= Goal of the exercise =
Copy out all of the data below with no alterations.

= Material supplied =
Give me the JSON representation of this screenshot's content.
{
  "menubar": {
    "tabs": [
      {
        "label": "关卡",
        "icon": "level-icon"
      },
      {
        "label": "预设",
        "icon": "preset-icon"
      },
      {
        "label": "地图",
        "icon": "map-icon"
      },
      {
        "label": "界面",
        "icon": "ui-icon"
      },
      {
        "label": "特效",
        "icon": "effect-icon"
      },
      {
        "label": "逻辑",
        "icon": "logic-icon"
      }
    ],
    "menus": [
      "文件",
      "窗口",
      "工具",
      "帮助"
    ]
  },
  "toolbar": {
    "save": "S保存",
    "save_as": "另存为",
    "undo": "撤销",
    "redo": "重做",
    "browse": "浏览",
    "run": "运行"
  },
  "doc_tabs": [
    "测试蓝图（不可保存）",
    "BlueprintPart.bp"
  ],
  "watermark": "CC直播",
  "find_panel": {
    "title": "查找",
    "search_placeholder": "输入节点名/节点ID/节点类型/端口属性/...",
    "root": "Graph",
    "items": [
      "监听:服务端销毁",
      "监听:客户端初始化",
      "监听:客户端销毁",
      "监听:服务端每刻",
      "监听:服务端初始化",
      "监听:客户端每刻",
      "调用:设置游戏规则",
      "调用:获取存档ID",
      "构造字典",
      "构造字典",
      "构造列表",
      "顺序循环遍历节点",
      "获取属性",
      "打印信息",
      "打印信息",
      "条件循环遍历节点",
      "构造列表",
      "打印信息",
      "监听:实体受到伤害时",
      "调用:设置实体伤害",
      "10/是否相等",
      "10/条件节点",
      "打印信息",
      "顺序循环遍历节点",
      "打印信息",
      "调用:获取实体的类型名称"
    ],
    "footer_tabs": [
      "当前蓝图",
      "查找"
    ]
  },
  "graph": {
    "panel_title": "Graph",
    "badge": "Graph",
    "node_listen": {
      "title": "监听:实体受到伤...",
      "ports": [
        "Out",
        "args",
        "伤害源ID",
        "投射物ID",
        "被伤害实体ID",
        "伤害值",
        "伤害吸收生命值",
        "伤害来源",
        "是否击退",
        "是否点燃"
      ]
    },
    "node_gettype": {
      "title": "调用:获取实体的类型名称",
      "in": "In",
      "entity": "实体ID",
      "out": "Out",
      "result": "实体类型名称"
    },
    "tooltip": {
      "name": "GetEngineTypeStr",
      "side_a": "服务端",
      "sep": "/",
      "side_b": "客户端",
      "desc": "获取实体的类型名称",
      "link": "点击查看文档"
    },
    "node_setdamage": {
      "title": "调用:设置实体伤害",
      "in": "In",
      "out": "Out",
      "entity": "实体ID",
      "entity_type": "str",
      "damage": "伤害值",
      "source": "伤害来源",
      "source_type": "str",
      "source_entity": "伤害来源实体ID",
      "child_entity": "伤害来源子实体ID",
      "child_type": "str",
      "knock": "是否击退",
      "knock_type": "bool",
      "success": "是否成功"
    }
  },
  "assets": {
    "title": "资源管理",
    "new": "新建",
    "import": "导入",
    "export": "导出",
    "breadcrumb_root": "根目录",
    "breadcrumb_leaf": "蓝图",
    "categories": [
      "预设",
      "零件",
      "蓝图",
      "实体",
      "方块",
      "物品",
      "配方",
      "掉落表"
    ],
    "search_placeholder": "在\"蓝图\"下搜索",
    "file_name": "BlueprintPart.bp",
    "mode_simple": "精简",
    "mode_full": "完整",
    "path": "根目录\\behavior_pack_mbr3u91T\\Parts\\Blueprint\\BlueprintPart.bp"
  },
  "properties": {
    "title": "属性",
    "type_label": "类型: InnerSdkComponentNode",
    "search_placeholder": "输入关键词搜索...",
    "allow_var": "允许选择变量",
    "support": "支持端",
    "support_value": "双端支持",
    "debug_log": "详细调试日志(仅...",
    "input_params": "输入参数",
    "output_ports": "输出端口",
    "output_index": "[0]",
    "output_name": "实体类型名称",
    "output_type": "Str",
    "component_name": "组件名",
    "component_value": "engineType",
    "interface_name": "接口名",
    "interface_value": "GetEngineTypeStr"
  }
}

= The response =
Give me the JSON representation of this screenshot's content.
{
  "menubar": {
    "tabs": [
      {
        "label": "关卡",
        "icon": "level-icon"
      },
      {
        "label": "预设",
        "icon": "preset-icon"
      },
      {
        "label": "地图",
        "icon": "map-icon"
      },
      {
        "label": "界面",
        "icon": "ui-icon"
      },
      {
        "label": "特效",
        "icon": "effect-icon"
      },
      {
        "label": "逻辑",
        "icon": "logic-icon"
      }
    ],
    "menus": [
      "文件",
      "窗口",
      "工具",
      "帮助"
    ]
  },
  "toolbar": {
    "save": "S保存",
    "save_as": "另存为",
    "undo": "撤销",
    "redo": "重做",
    "browse": "浏览",
    "run": "运行"
  },
  "doc_tabs": [
    "测试蓝图（不可保存）",
    "BlueprintPart.bp"
  ],
  "watermark": "CC直播",
  "find_panel": {
    "title": "查找",
    "search_placeholder": "输入节点名/节点ID/节点类型/端口属性/...",
    "root": "Graph",
    "items": [
      "监听:服务端销毁",
      "监听:客户端初始化",
      "监听:客户端销毁",
      "监听:服务端每刻",
      "监听:服务端初始化",
      "监听:客户端每刻",
      "调用:设置游戏规则",
      "调用:获取存档ID",
      "构造字典",
      "构造字典",
      "构造列表",
      "顺序循环遍历节点",
      "获取属性",
      "打印信息",
      "打印信息",
      "条件循环遍历节点",
      "构造列表",
      "打印信息",
      "监听:实体受到伤害时",
      "调用:设置实体伤害",
      "10/是否相等",
      "10/条件节点",
      "打印信息",
      "顺序循环遍历节点",
      "打印信息",
      "调用:获取实体的类型名称"
    ],
    "footer_tabs": [
      "当前蓝图",
      "查找"
    ]
  },
  "graph": {
    "panel_title": "Graph",
    "badge": "Graph",
    "node_listen": {
      "title": "监听:实体受到伤...",
      "ports": [
        "Out",
        "args",
        "伤害源ID",
        "投射物ID",
        "被伤害实体ID",
        "伤害值",
        "伤害吸收生命值",
        "伤害来源",
        "是否击退",
        "是否点燃"
      ]
    },
    "node_gettype": {
      "title": "调用:获取实体的类型名称",
      "in": "In",
      "entity": "实体ID",
      "out": "Out",
      "result": "实体类型名称"
    },
    "tooltip": {
      "name": "GetEngineTypeStr",
      "side_a": "服务端",
      "sep": "/",
      "side_b": "客户端",
      "desc": "获取实体的类型名称",
      "link": "点击查看文档"
    },
    "node_setdamage": {
      "title": "调用:设置实体伤害",
      "in": "In",
      "out": "Out",
      "entity": "实体ID",
      "entity_type": "str",
      "damage": "伤害值",
      "source": "伤害来源",
      "source_type": "str",
      "source_entity": "伤害来源实体ID",
      "child_entity": "伤害来源子实体ID",
      "child_type": "str",
      "knock": "是否击退",
      "knock_type": "bool",
      "success": "是否成功"
    }
  },
  "assets": {
    "title": "资源管理",
    "new": "新建",
    "import": "导入",
    "export": "导出",
    "breadcrumb_root": "根目录",
    "breadcrumb_leaf": "蓝图",
    "categories": [
      "预设",
      "零件",
      "蓝图",
      "实体",
      "方块",
      "物品",
      "配方",
      "掉落表"
    ],
    "search_placeholder": "在\"蓝图\"下搜索",
    "file_name": "BlueprintPart.bp",
    "mode_simple": "精简",
    "mode_full": "完整",
    "path": "根目录\\behavior_pack_mbr3u91T\\Parts\\Blueprint\\BlueprintPart.bp"
  },
  "properties": {
    "title": "属性",
    "type_label": "类型: InnerSdkComponentNode",
    "search_placeholder": "输入关键词搜索...",
    "allow_var": "允许选择变量",
    "support": "支持端",
    "support_value": "双端支持",
    "debug_log": "详细调试日志(仅...",
    "input_params": "输入参数",
    "output_ports": "输出端口",
    "output_index": "[0]",
    "output_name": "实体类型名称",
    "output_type": "Str",
    "component_name": "组件名",
    "component_value": "engineType",
    "interface_name": "接口名",
    "interface_value": "GetEngineTypeStr"
  }
}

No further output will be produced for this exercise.